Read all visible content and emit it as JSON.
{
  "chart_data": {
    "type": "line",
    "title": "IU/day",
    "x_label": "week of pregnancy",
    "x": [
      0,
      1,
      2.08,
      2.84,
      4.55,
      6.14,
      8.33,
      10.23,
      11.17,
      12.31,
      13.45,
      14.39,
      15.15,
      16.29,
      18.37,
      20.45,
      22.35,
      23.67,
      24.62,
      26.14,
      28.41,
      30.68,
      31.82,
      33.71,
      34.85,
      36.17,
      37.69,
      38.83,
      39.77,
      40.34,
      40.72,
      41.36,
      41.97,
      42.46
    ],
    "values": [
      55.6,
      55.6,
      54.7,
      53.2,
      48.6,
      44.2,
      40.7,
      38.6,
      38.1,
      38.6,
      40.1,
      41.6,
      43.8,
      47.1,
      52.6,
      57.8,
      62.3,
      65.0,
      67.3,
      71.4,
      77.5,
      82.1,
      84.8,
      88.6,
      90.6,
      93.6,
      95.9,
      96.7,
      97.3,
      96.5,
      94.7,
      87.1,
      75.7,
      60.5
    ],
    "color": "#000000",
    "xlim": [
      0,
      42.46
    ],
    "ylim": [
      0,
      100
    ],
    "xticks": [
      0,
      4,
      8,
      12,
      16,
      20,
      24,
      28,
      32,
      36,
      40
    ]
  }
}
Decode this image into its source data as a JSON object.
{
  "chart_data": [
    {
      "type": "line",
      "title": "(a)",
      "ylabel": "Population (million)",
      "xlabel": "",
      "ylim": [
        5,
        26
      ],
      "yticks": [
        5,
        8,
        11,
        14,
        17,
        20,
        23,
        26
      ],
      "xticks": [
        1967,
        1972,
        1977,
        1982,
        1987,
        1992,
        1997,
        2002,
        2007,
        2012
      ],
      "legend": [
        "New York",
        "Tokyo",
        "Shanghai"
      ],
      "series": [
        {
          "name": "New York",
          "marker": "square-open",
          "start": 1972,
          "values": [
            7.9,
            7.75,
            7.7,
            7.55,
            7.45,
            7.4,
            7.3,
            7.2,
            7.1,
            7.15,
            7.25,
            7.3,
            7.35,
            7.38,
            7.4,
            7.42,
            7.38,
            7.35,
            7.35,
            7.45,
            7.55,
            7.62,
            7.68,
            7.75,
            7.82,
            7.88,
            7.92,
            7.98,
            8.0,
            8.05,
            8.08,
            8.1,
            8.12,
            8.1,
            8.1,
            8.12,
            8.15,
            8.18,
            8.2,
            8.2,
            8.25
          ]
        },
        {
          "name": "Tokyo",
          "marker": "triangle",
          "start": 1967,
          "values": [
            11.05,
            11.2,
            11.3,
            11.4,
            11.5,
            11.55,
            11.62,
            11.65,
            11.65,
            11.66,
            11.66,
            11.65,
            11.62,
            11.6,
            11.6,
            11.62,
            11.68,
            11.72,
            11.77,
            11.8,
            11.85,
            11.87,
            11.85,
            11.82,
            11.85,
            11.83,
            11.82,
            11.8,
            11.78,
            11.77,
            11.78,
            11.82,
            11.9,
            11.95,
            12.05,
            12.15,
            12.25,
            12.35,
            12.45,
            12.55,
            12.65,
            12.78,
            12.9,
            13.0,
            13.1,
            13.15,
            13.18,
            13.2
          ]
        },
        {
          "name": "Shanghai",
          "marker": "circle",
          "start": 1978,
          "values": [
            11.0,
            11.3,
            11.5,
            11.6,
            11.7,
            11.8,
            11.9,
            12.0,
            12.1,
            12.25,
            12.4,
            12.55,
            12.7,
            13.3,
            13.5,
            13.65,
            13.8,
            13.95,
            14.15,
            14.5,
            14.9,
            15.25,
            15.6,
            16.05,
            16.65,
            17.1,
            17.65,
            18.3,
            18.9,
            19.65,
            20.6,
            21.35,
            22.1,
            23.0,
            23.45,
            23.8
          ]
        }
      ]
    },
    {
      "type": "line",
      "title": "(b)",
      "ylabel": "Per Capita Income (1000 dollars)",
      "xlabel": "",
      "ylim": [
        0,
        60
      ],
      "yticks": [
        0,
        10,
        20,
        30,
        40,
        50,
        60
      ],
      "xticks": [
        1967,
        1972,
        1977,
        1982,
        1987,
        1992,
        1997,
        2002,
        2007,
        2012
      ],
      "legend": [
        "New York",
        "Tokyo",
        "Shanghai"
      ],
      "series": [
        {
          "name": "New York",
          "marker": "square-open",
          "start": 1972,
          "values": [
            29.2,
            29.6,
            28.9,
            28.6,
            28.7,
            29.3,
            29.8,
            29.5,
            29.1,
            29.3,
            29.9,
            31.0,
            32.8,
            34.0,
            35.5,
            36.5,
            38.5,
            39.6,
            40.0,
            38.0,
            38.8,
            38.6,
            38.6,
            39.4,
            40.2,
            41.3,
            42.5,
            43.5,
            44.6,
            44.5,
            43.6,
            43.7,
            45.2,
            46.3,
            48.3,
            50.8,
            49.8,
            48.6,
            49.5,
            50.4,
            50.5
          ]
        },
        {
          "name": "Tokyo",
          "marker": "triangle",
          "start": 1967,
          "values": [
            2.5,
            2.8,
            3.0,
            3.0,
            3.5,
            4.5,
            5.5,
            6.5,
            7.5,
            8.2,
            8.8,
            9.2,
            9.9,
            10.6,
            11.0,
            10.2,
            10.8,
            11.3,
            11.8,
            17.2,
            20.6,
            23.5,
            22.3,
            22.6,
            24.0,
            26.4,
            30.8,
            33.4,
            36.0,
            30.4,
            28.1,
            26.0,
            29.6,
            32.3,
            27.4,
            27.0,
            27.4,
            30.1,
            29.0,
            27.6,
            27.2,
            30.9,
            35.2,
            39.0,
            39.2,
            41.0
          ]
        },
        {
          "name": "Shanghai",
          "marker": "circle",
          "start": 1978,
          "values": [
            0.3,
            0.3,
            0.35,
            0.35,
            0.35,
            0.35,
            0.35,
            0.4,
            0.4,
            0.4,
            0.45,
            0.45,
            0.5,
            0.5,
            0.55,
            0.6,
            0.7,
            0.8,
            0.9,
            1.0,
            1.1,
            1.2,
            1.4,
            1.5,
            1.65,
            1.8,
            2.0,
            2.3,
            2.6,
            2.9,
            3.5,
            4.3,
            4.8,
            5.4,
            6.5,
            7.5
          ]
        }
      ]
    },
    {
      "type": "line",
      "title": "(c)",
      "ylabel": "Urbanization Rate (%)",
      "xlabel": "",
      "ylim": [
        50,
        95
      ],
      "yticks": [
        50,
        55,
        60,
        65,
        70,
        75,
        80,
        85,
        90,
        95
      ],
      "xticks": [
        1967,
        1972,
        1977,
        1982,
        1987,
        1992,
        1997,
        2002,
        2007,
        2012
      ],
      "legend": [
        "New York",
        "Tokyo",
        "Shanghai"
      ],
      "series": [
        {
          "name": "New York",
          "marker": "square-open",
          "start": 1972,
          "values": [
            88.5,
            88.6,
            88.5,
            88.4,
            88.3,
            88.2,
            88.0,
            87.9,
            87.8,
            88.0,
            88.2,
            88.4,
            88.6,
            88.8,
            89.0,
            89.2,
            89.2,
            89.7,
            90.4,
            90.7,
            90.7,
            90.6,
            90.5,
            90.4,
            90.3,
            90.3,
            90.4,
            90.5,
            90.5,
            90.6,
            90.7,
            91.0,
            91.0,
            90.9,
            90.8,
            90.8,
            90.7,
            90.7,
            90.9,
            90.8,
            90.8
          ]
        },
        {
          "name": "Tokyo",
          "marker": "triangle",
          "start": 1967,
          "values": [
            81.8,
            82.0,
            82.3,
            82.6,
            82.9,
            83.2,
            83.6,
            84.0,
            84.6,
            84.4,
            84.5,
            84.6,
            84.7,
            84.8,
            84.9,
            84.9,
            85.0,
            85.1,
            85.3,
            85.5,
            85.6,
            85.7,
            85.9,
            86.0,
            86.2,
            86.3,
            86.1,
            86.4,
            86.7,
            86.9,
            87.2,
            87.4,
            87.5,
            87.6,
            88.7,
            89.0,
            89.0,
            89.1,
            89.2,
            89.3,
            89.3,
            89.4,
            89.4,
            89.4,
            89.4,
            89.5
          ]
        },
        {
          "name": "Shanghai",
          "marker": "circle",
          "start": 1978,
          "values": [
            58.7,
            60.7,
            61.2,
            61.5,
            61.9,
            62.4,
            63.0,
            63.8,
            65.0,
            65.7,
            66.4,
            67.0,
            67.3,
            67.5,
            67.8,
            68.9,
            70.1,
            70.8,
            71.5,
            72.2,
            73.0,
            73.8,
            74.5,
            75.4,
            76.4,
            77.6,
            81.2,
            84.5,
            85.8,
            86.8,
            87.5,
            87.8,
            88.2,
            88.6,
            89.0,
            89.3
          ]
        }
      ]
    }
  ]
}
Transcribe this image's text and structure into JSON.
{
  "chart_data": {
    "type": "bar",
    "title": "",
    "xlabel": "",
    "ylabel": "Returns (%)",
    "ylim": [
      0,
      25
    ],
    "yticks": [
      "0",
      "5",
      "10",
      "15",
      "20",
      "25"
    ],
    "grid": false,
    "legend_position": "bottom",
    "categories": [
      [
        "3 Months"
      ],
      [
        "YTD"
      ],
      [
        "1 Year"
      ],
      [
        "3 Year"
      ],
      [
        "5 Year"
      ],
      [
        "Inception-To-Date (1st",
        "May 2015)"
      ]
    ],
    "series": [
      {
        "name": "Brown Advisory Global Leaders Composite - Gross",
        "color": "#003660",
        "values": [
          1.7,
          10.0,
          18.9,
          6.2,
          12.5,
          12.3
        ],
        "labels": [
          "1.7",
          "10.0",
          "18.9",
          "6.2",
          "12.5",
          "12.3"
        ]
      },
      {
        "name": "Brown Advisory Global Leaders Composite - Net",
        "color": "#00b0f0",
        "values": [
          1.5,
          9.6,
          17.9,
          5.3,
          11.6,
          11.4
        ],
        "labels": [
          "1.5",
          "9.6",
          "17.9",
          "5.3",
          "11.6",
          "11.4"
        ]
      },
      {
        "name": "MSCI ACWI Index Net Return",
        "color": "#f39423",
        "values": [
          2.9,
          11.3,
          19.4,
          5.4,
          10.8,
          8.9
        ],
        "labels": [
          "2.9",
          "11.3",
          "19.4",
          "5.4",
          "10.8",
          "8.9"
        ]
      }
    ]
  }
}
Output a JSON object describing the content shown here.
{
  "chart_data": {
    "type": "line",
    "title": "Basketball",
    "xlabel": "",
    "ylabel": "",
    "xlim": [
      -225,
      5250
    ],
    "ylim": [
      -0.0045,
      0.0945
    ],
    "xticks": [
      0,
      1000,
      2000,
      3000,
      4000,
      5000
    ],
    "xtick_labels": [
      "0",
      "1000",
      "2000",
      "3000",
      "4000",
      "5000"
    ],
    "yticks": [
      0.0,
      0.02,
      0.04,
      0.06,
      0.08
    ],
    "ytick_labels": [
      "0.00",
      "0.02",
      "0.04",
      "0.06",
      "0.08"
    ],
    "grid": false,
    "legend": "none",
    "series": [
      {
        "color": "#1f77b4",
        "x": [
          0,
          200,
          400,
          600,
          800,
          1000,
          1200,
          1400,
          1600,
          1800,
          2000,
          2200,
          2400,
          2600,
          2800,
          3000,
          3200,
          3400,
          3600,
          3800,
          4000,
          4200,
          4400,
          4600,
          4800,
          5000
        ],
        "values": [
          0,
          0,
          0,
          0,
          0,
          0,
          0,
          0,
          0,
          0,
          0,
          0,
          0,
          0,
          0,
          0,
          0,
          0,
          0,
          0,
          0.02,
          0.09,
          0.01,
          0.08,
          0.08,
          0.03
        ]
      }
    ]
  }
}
•••
Exercise directions ▸
For each line in the data above that contains the string "Advisory", extract the line.

Correct answer ▸
        "name": "Brown Advisory Global Leaders Composite - Gross",
        "name": "Brown Advisory Global Leaders Composite - Net",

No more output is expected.